■ AIM
List all lines in the material below that contain "bottom".

■ EXERCISE INPUT
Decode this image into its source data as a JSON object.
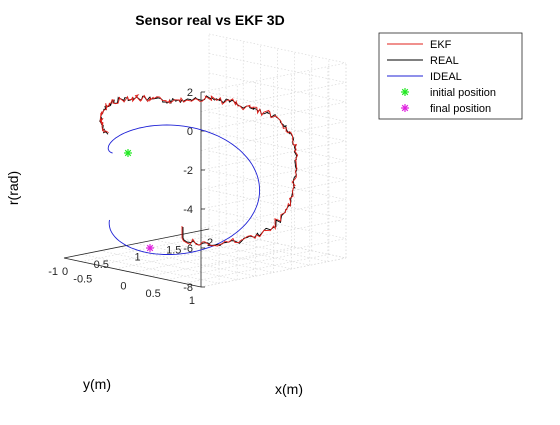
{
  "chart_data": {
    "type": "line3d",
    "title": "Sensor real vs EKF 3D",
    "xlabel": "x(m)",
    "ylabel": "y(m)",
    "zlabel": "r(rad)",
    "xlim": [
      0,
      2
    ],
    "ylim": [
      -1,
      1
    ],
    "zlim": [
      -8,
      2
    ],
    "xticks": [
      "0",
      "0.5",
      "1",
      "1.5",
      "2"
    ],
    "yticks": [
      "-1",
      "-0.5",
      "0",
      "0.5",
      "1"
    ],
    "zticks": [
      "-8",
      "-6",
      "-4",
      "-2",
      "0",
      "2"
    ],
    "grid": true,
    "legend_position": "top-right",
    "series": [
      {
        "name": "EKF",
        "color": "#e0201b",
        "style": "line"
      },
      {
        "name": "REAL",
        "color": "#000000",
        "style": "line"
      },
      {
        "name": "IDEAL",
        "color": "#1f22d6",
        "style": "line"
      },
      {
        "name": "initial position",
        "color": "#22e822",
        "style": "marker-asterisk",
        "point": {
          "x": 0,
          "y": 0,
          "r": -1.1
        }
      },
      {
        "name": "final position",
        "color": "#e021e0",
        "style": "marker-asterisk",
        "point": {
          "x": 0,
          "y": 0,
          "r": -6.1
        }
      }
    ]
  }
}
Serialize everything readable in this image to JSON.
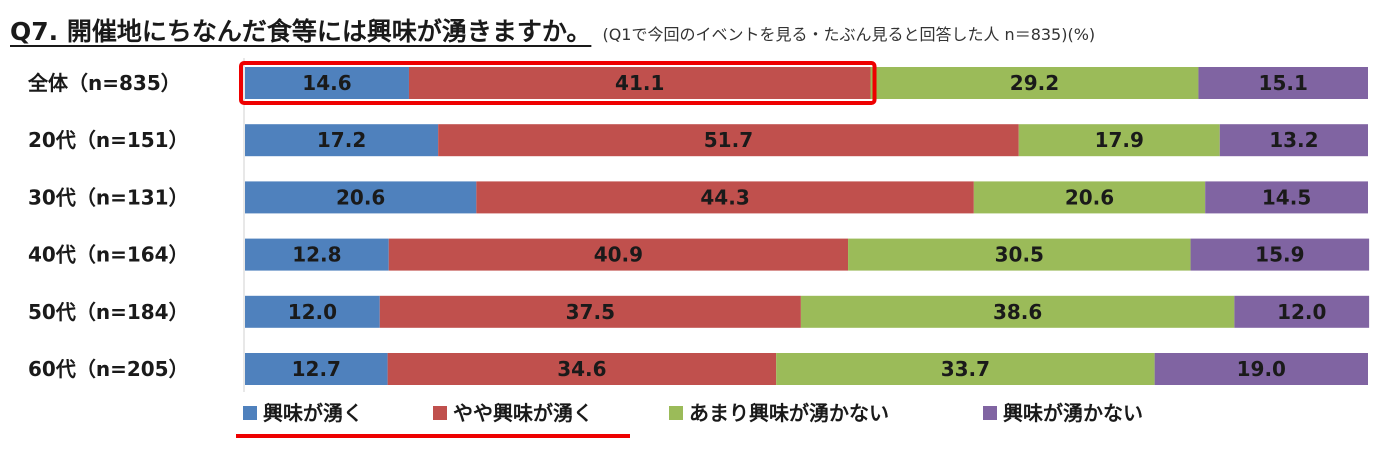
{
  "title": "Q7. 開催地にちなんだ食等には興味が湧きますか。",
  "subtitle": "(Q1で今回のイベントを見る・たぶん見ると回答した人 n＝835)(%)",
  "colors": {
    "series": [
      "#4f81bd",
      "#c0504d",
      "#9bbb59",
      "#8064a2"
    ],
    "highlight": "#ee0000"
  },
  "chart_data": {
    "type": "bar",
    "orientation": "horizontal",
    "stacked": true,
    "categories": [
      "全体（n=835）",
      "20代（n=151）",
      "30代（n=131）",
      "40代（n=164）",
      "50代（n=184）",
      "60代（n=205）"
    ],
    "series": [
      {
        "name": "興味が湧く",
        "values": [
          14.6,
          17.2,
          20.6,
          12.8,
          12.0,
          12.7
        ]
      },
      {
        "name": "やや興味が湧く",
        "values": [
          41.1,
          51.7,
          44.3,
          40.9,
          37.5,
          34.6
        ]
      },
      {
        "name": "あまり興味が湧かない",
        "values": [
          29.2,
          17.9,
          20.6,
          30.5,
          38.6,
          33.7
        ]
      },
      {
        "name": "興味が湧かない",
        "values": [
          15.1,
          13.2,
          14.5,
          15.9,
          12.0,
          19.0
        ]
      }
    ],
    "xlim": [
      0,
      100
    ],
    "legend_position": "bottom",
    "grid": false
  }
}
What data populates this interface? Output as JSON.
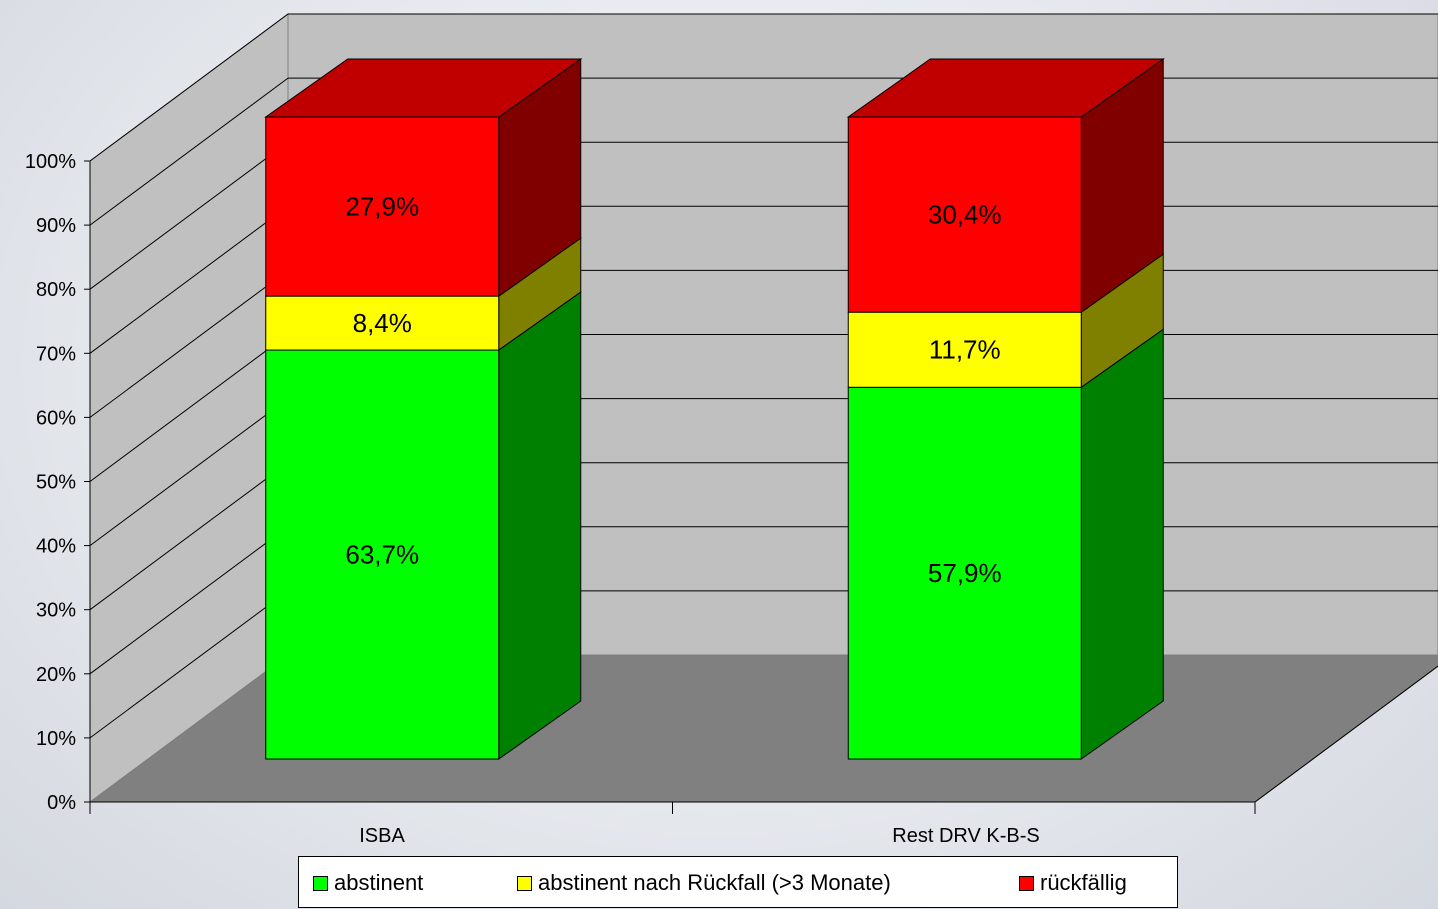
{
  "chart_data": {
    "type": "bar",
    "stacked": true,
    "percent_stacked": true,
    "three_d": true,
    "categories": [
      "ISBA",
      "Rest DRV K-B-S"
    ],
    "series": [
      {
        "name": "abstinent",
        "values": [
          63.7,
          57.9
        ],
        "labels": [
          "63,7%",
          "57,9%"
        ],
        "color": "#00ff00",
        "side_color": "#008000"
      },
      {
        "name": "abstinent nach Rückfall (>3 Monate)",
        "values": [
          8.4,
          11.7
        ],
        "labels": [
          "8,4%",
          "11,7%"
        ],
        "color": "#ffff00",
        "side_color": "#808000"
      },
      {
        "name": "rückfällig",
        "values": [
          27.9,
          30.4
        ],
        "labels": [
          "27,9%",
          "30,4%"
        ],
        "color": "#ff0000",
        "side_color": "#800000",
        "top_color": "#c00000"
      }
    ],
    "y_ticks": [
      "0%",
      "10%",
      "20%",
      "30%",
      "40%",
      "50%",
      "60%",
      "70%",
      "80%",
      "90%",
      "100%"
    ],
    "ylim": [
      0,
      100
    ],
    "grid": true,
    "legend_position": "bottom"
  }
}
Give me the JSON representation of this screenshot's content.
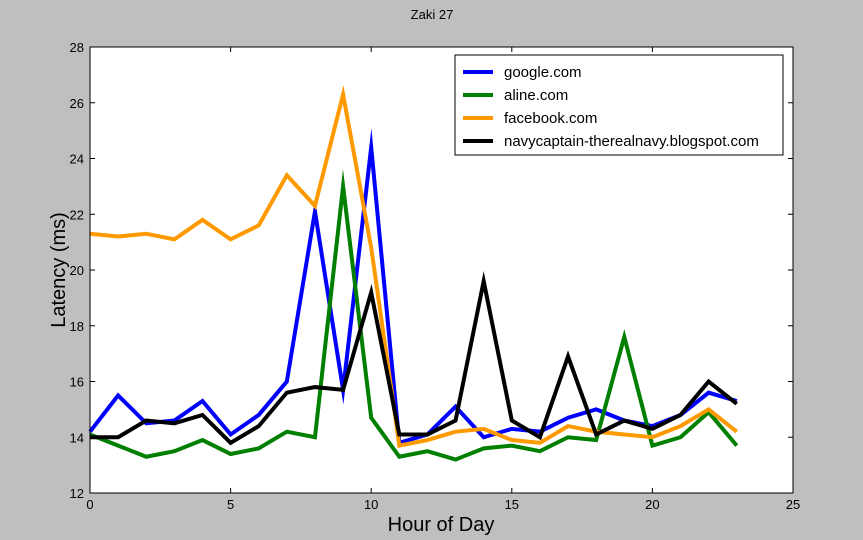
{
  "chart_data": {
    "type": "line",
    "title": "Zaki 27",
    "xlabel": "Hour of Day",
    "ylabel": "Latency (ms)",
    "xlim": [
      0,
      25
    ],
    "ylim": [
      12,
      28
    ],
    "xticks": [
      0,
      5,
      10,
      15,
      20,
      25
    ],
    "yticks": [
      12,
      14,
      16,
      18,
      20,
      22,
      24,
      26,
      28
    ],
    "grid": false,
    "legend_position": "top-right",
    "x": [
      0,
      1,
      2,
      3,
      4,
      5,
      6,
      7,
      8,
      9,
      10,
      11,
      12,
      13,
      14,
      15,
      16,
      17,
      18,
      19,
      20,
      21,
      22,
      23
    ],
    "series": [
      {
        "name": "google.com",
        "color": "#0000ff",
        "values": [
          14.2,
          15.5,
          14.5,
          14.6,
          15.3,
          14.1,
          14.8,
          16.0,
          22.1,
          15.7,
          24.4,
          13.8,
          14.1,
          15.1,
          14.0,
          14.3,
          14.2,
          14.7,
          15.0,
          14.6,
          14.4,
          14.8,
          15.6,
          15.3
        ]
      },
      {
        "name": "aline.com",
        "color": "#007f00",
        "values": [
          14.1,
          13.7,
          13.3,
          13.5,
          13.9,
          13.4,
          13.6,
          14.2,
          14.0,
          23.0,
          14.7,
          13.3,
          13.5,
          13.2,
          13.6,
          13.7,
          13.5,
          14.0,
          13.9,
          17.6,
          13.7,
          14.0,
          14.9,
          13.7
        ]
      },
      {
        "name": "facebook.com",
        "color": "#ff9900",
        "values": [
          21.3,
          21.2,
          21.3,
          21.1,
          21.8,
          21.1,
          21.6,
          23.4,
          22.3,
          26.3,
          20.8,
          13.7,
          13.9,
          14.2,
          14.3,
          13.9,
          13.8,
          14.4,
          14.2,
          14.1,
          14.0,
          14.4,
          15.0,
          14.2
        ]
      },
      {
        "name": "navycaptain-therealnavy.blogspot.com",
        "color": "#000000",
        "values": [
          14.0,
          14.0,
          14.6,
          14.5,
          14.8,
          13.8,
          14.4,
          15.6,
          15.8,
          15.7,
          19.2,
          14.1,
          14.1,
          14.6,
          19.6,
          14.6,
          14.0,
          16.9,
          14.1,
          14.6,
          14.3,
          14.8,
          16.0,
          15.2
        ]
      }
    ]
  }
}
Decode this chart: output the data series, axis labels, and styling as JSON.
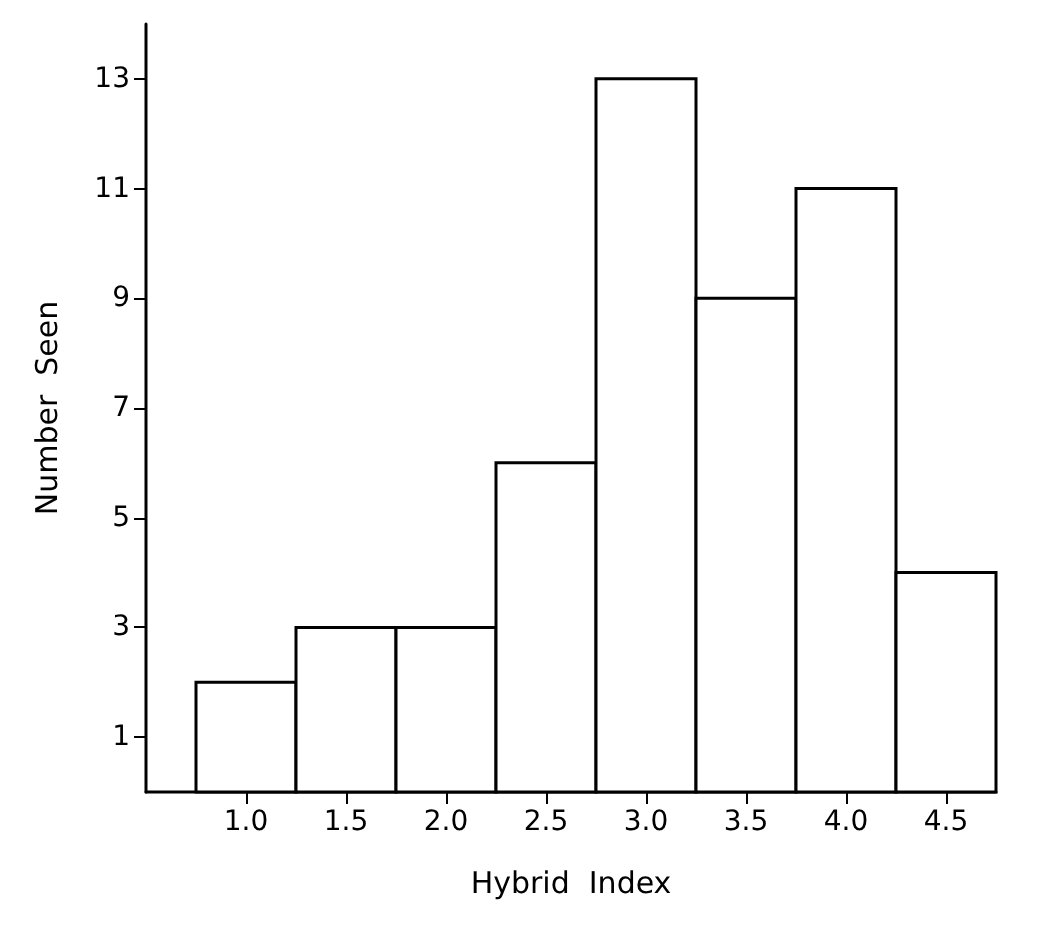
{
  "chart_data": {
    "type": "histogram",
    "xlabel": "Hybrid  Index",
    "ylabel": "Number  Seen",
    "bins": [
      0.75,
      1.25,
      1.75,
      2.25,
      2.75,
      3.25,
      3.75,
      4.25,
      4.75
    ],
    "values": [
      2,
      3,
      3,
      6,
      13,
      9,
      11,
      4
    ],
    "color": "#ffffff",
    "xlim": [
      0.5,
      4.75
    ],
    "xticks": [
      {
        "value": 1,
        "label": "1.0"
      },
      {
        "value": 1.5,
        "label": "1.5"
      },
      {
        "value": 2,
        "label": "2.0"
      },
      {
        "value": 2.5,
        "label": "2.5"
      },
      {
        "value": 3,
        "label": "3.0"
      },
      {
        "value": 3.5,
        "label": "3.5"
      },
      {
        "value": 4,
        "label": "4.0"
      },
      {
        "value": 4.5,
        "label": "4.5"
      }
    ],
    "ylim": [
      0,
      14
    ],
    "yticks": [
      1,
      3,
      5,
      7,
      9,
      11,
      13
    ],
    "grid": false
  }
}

■ TASK ANSWER
    "legend_position": "bottom",
    "legend_position": "bottom"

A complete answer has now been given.